* Begin INPUT FOR THIS TASK *

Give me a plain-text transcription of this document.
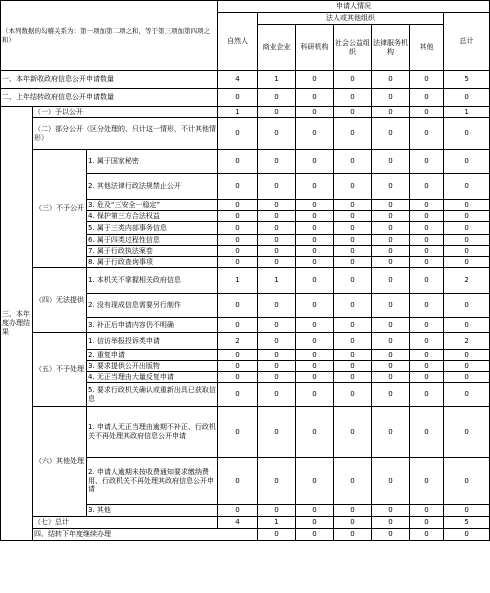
（本列数据的勾稽关系为：第一项加第二项之和，等于第三项加第四项之和）			申请人情况							
			自然人	法人或其他组织					总计	
				商业企业	科研机构	社会公益组织	法律服务机构	其他		
一、本年新收政府信息公开申请数量			4	1	0	0	0	0	5	
二、上年结转政府信息公开申请数量			0	0	0	0	0	0	0	
三、本年度办理结果	（一）予以公开		1	0	0	0	0	0	1	
	（二）部分公开（区分处理的，只计这一情形，不计其他情形）		0	0	0	0	0	0	0	
	（三）不予公开	1. 属于国家秘密	0	0	0	0	0	0	0	
		2. 其他法律行政法规禁止公开	0	0	0	0	0	0	0	
		3. 危及“三安全一稳定”	0	0	0	0	0	0	0	
		4. 保护第三方合法权益	0	0	0	0	0	0	0	
		5. 属于三类内部事务信息	0	0	0	0	0	0	0	
		6. 属于四类过程性信息	0	0	0	0	0	0	0	
		7. 属于行政执法案卷	0	0	0	0	0	0	0	
		8. 属于行政查询事项	0	0	0	0	0	0	0	
	（四）无法提供	1. 本机关不掌握相关政府信息	1	1	0	0	0	0	2	
		2. 没有现成信息需要另行制作	0	0	0	0	0	0	0	
		3. 补正后申请内容仍不明确	0	0	0	0	0	0	0	
	（五）不予处理	1. 信访举报投诉类申请	2	0	0	0	0	0	2	
		2. 重复申请	0	0	0	0	0	0	0	
		3. 要求提供公开出版物	0	0	0	0	0	0	0	
		4. 无正当理由大量反复申请	0	0	0	0	0	0	0	
		5. 要求行政机关确认或重新出具已获取信息	0	0	0	0	0	0	0	
	（六）其他处理	1. 申请人无正当理由逾期不补正、行政机关不再处理其政府信息公开申请	0	0	0	0	0	0	0	
		2. 申请人逾期未按收费通知要求缴纳费用、行政机关不再处理其政府信息公开申请	0	0	0	0	0	0	0	
		3. 其他	0	0	0	0	0	0	0	
	（七）总计		4	1	0	0	0	0	5	
	四、结转下年度继续办理			0	0	0	0	0	0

* End INPUT FOR THIS TASK *

• _YOUR GOAL_: Leave out the pictures and transcribe the entries above exactly.

• _TASK OUTPUT_:
Give me a plain-text transcription of this document.
（本列数据的勾稽关系为：第一项加第二项之和，等于第三项加第四项之和）			申请人情况							
			自然人	法人或其他组织					总计	
				商业企业	科研机构	社会公益组织	法律服务机构	其他		
一、本年新收政府信息公开申请数量			4	1	0	0	0	0	5	
二、上年结转政府信息公开申请数量			0	0	0	0	0	0	0	
三、本年度办理结果	（一）予以公开		1	0	0	0	0	0	1	
	（二）部分公开（区分处理的，只计这一情形，不计其他情形）		0	0	0	0	0	0	0	
	（三）不予公开	1. 属于国家秘密	0	0	0	0	0	0	0	
		2. 其他法律行政法规禁止公开	0	0	0	0	0	0	0	
		3. 危及“三安全一稳定”	0	0	0	0	0	0	0	
		4. 保护第三方合法权益	0	0	0	0	0	0	0	
		5. 属于三类内部事务信息	0	0	0	0	0	0	0	
		6. 属于四类过程性信息	0	0	0	0	0	0	0	
		7. 属于行政执法案卷	0	0	0	0	0	0	0	
		8. 属于行政查询事项	0	0	0	0	0	0	0	
	（四）无法提供	1. 本机关不掌握相关政府信息	1	1	0	0	0	0	2	
		2. 没有现成信息需要另行制作	0	0	0	0	0	0	0	
		3. 补正后申请内容仍不明确	0	0	0	0	0	0	0	
	（五）不予处理	1. 信访举报投诉类申请	2	0	0	0	0	0	2	
		2. 重复申请	0	0	0	0	0	0	0	
		3. 要求提供公开出版物	0	0	0	0	0	0	0	
		4. 无正当理由大量反复申请	0	0	0	0	0	0	0	
		5. 要求行政机关确认或重新出具已获取信息	0	0	0	0	0	0	0	
	（六）其他处理	1. 申请人无正当理由逾期不补正、行政机关不再处理其政府信息公开申请	0	0	0	0	0	0	0	
		2. 申请人逾期未按收费通知要求缴纳费用、行政机关不再处理其政府信息公开申请	0	0	0	0	0	0	0	
		3. 其他	0	0	0	0	0	0	0	
	（七）总计		4	1	0	0	0	0	5	
	四、结转下年度继续办理			0	0	0	0	0	0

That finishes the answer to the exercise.